» RECORDS SUPPLIED
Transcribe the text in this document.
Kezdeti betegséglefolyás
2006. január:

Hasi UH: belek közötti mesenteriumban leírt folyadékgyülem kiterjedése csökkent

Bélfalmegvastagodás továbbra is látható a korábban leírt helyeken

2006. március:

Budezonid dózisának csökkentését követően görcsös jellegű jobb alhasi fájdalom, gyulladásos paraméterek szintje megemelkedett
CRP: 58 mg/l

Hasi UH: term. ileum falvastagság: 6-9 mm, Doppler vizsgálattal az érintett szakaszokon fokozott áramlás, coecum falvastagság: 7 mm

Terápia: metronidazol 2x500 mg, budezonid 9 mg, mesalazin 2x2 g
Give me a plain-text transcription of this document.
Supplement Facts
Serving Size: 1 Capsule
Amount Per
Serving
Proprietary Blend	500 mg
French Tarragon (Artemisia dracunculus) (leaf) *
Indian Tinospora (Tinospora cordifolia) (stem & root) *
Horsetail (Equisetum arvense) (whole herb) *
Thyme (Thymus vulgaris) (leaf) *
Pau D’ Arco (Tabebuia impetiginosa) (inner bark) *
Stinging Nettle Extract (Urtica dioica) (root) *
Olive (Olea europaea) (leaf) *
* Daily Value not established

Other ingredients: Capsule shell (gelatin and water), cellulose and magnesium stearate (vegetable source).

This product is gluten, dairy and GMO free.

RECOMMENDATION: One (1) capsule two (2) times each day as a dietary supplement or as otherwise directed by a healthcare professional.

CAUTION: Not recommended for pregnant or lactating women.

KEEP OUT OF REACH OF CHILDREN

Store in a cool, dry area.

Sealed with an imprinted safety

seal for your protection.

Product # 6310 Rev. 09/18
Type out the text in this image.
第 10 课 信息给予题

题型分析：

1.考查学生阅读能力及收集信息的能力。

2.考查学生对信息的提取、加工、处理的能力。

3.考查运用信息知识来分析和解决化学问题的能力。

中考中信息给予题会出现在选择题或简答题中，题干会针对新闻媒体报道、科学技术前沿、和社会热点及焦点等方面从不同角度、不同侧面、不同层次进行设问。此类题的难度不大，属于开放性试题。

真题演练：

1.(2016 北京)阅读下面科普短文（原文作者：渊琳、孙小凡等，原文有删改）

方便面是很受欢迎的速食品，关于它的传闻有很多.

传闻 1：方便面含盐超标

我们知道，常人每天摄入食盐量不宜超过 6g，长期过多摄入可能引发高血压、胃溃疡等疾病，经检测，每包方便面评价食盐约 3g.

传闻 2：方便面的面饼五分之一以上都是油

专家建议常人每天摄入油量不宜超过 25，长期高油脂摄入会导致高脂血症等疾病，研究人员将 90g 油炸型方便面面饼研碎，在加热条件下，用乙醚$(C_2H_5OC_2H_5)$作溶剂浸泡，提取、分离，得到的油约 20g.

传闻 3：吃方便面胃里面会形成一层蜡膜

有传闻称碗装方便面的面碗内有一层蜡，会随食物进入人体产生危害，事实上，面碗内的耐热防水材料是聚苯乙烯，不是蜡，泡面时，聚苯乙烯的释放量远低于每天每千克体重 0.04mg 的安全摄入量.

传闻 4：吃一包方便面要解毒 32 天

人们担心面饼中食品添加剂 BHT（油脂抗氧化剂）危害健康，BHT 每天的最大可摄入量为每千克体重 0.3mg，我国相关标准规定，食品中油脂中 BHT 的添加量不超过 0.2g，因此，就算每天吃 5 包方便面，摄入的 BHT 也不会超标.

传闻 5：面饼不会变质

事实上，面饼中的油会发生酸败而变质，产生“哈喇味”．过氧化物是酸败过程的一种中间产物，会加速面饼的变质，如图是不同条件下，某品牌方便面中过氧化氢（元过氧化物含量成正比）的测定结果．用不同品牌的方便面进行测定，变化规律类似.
---
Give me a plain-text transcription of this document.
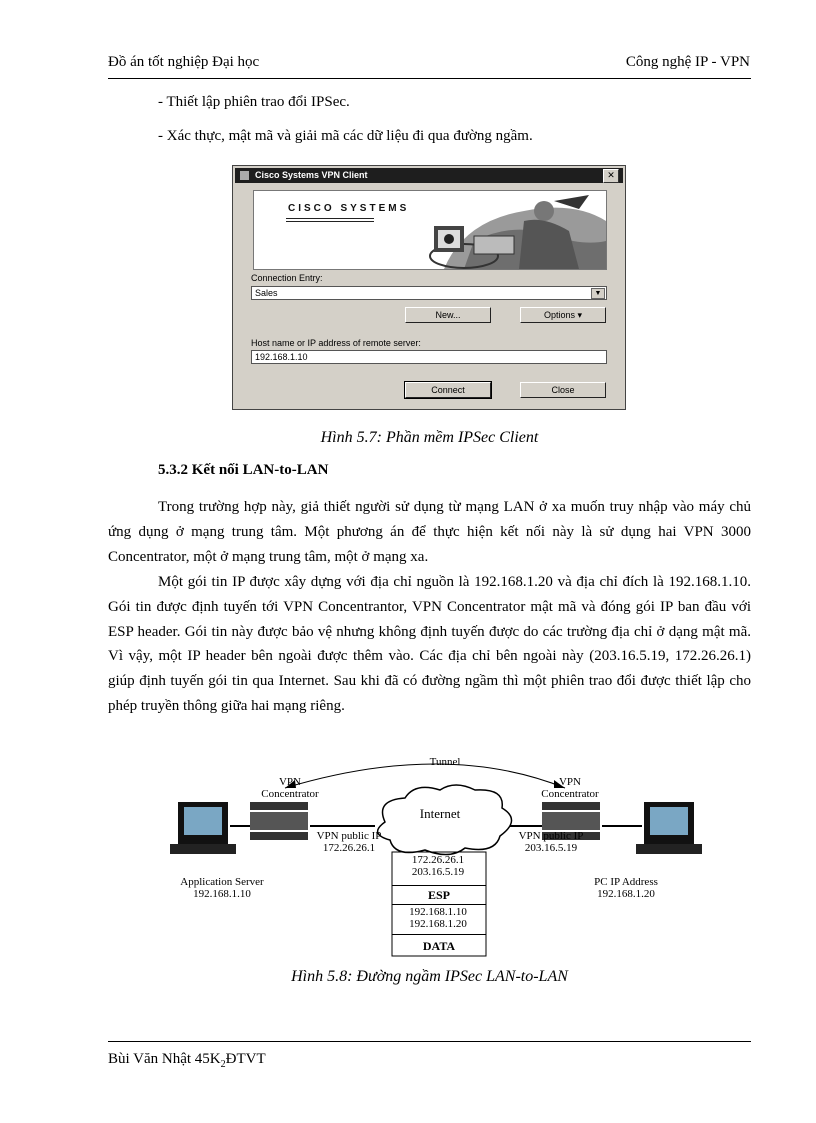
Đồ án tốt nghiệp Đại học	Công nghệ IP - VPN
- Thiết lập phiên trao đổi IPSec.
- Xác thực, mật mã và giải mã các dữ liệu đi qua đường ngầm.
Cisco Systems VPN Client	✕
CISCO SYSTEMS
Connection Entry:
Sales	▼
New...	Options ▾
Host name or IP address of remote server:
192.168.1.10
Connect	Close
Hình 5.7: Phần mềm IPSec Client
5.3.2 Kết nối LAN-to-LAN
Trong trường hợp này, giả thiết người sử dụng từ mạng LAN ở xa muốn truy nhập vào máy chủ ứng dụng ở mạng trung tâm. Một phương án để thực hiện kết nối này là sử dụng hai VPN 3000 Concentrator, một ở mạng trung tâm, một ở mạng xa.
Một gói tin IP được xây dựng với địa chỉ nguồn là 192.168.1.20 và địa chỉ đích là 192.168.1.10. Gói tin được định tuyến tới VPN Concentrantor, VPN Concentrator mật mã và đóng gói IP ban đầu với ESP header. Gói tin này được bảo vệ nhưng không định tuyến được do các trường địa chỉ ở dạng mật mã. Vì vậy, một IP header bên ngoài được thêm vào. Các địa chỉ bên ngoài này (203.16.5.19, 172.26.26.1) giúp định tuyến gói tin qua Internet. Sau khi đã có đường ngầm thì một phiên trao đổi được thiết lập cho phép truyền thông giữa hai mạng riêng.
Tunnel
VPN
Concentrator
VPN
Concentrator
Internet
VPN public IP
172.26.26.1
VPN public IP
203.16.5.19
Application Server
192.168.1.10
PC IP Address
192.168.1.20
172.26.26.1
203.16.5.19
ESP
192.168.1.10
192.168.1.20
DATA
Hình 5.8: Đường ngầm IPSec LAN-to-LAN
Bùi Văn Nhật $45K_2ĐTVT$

» WHAT IS NEEDED
Select and copy every line from the records that includes the word "root".

» THE RESPONSE
Indian Tinospora (Tinospora cordifolia) (stem & root) *
Stinging Nettle Extract (Urtica dioica) (root) *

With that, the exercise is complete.